◆ **Record extracts**:
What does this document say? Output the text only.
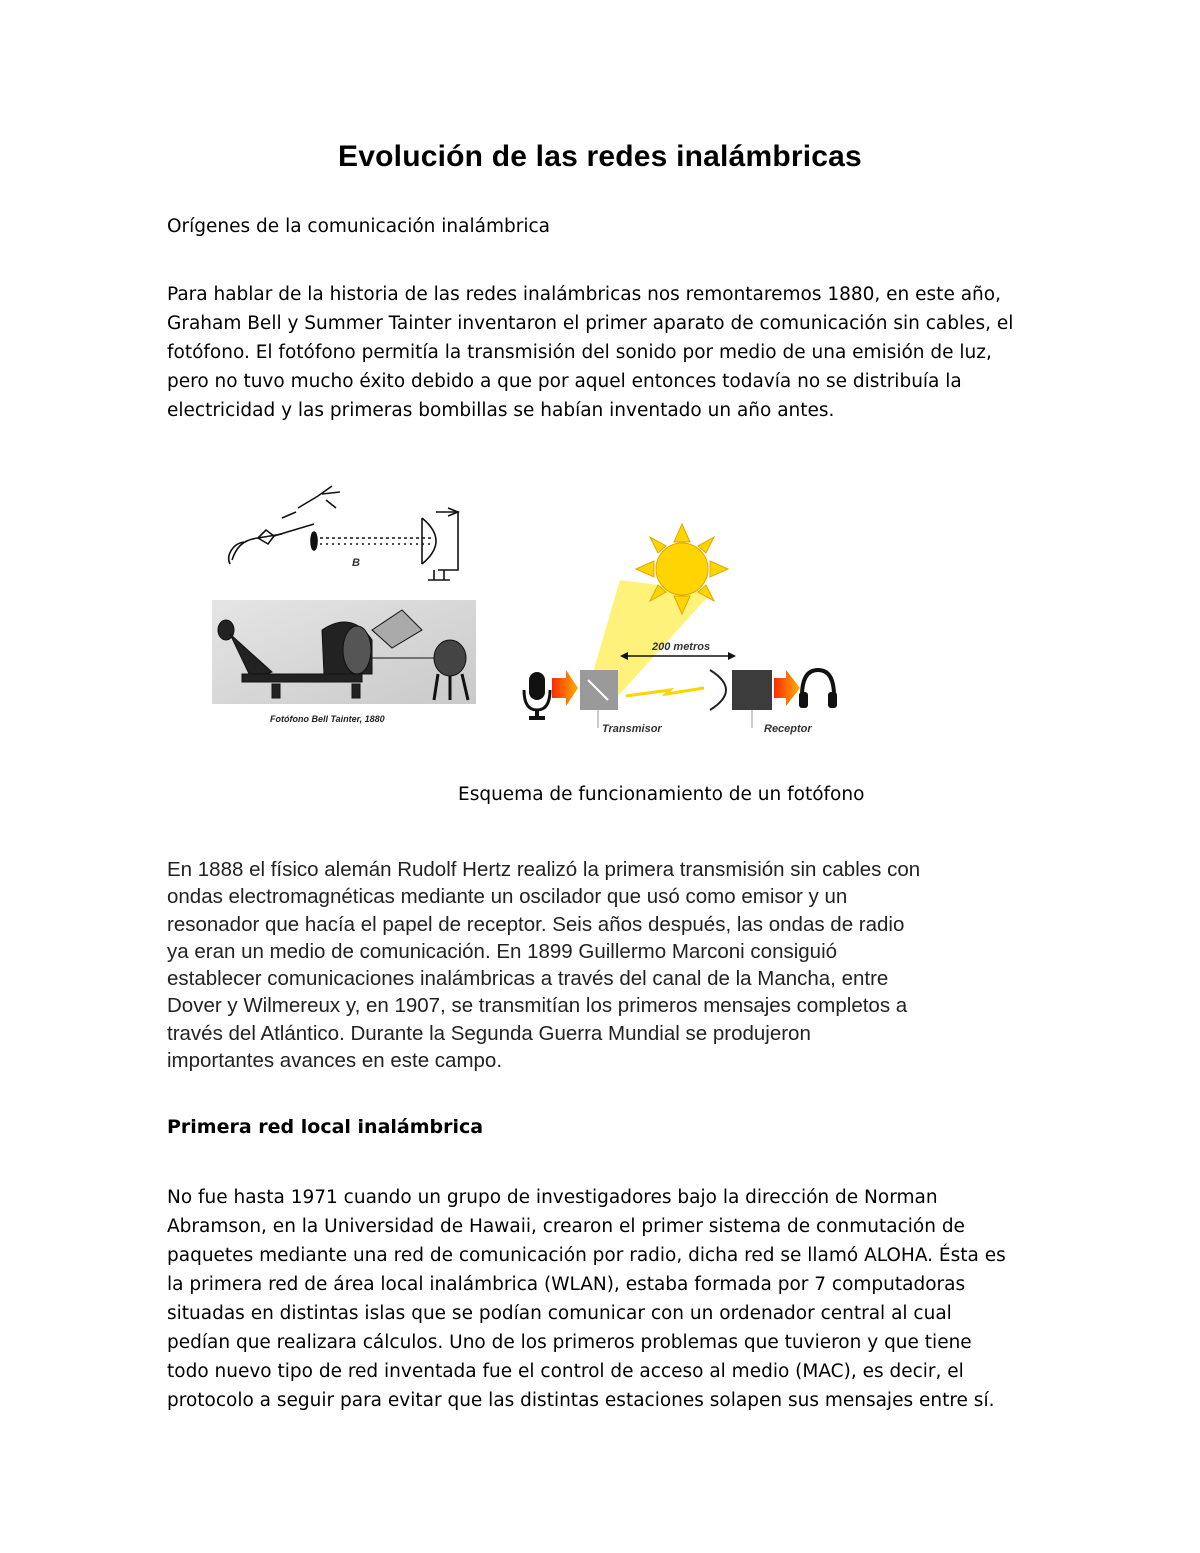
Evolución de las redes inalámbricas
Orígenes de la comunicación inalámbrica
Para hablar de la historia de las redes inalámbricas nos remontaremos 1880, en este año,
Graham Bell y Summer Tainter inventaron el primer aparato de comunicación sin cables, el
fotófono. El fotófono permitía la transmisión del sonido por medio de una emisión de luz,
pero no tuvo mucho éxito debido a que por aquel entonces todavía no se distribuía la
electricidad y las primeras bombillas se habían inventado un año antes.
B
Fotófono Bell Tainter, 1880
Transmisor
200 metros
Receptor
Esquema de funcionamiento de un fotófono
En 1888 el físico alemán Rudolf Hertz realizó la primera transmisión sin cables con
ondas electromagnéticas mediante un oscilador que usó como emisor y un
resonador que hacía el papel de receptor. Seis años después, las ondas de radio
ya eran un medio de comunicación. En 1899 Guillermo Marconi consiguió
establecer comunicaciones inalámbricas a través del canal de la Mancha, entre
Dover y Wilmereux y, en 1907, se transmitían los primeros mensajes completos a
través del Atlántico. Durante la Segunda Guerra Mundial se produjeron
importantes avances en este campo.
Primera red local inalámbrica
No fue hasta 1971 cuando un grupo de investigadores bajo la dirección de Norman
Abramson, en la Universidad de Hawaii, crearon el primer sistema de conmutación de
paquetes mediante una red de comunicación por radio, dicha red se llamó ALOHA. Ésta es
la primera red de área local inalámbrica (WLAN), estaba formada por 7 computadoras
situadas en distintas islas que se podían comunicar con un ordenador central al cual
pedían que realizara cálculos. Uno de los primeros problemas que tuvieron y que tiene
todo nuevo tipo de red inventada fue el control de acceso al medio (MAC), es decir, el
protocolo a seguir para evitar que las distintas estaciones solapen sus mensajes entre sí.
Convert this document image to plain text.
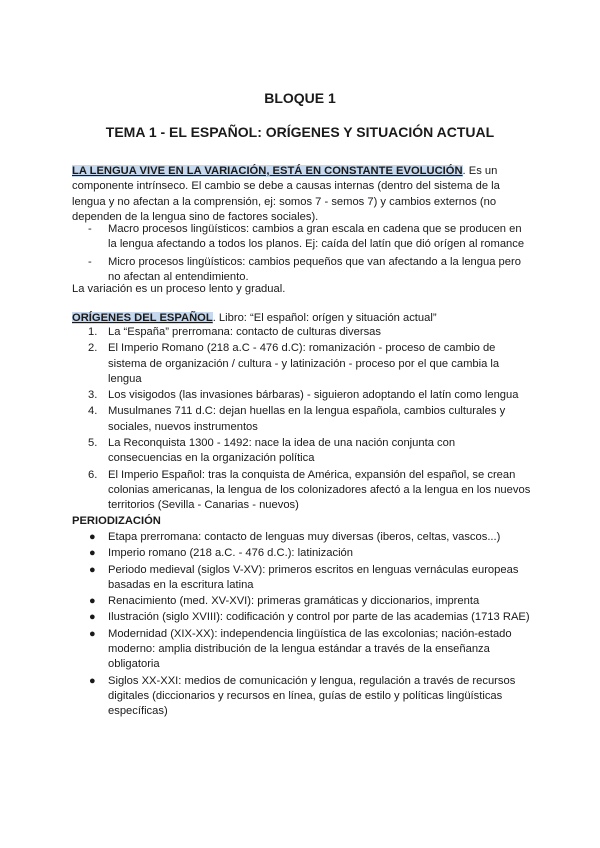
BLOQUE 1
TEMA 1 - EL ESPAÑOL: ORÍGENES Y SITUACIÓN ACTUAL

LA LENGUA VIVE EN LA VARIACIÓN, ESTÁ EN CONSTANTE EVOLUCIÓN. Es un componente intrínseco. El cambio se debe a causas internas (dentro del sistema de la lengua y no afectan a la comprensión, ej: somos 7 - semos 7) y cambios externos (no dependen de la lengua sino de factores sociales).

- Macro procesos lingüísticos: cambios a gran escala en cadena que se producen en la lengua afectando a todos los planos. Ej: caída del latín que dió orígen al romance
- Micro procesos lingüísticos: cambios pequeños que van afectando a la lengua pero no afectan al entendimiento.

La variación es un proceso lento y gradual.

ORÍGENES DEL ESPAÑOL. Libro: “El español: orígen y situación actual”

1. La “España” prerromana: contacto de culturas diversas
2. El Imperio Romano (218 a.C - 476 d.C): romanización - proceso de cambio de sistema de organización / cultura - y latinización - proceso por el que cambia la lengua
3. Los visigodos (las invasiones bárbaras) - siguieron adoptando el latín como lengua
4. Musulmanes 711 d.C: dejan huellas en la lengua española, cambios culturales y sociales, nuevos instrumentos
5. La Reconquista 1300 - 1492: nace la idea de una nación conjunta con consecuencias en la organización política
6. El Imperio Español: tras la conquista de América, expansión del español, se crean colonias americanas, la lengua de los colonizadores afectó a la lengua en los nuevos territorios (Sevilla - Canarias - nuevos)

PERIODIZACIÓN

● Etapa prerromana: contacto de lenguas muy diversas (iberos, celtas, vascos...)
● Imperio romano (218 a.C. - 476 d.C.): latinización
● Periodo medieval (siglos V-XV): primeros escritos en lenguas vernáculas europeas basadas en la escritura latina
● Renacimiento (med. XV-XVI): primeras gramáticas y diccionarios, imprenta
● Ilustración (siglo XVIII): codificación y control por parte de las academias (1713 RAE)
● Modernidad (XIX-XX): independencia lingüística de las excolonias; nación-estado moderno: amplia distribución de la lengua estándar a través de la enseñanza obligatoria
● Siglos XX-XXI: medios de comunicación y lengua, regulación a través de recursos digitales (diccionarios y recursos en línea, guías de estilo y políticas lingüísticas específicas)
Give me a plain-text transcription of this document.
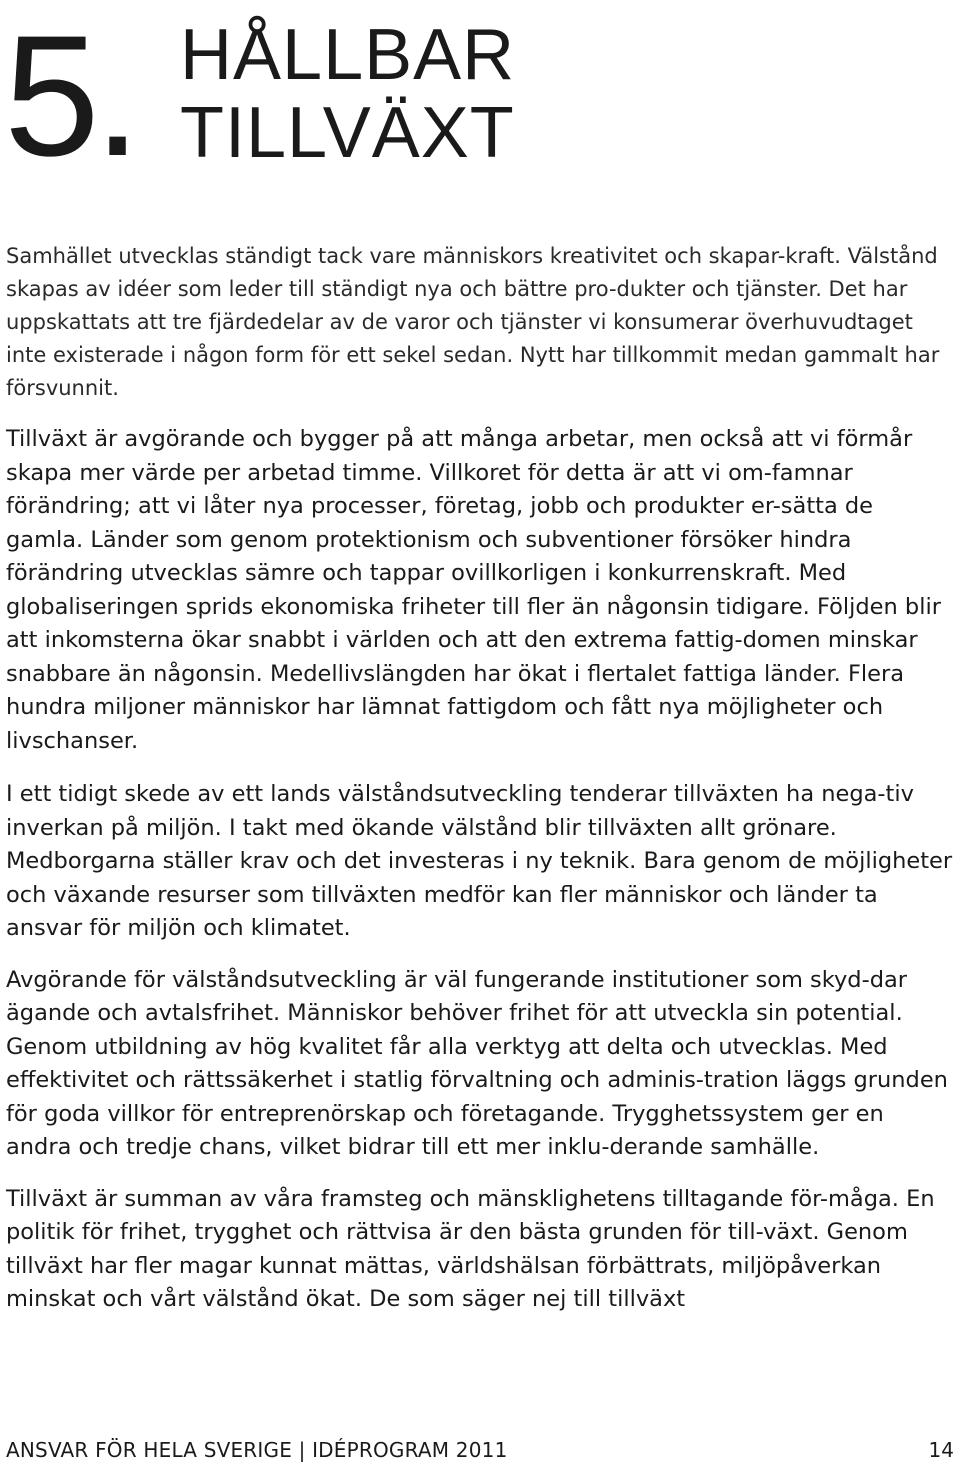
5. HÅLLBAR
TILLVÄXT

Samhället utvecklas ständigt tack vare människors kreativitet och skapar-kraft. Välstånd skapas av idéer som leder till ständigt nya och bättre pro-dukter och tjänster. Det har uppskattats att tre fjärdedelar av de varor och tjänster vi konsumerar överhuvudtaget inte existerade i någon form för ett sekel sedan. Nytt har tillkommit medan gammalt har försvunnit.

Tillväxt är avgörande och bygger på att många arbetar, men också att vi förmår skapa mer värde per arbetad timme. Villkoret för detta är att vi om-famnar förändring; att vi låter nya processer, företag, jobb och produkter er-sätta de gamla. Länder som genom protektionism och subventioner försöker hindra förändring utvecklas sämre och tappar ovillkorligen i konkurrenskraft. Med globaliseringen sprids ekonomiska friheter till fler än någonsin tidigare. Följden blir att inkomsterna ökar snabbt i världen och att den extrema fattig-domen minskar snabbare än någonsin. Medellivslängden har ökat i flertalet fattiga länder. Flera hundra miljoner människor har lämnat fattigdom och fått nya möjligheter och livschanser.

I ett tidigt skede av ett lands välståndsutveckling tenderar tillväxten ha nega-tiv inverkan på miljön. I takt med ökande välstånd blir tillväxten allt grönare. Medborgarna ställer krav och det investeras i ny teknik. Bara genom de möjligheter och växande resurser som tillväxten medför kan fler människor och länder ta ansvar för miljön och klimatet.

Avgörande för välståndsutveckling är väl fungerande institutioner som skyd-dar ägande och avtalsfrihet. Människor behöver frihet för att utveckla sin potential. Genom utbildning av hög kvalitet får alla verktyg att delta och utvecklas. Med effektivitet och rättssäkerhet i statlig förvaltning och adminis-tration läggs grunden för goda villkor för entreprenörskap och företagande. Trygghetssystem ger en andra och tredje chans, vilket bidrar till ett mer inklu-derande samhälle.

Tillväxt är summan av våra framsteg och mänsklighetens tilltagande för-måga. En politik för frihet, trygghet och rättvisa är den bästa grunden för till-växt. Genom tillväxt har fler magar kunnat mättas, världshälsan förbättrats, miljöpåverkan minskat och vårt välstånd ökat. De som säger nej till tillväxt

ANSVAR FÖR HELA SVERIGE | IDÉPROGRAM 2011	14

◆ **What you will do**: I need every line of the material that includes "document", so please copy them out.

◆ **Answer for this exercise**:
What does this document say? Output the text only.
Convert this document image to plain text.
Give me a plain-text transcription of this document.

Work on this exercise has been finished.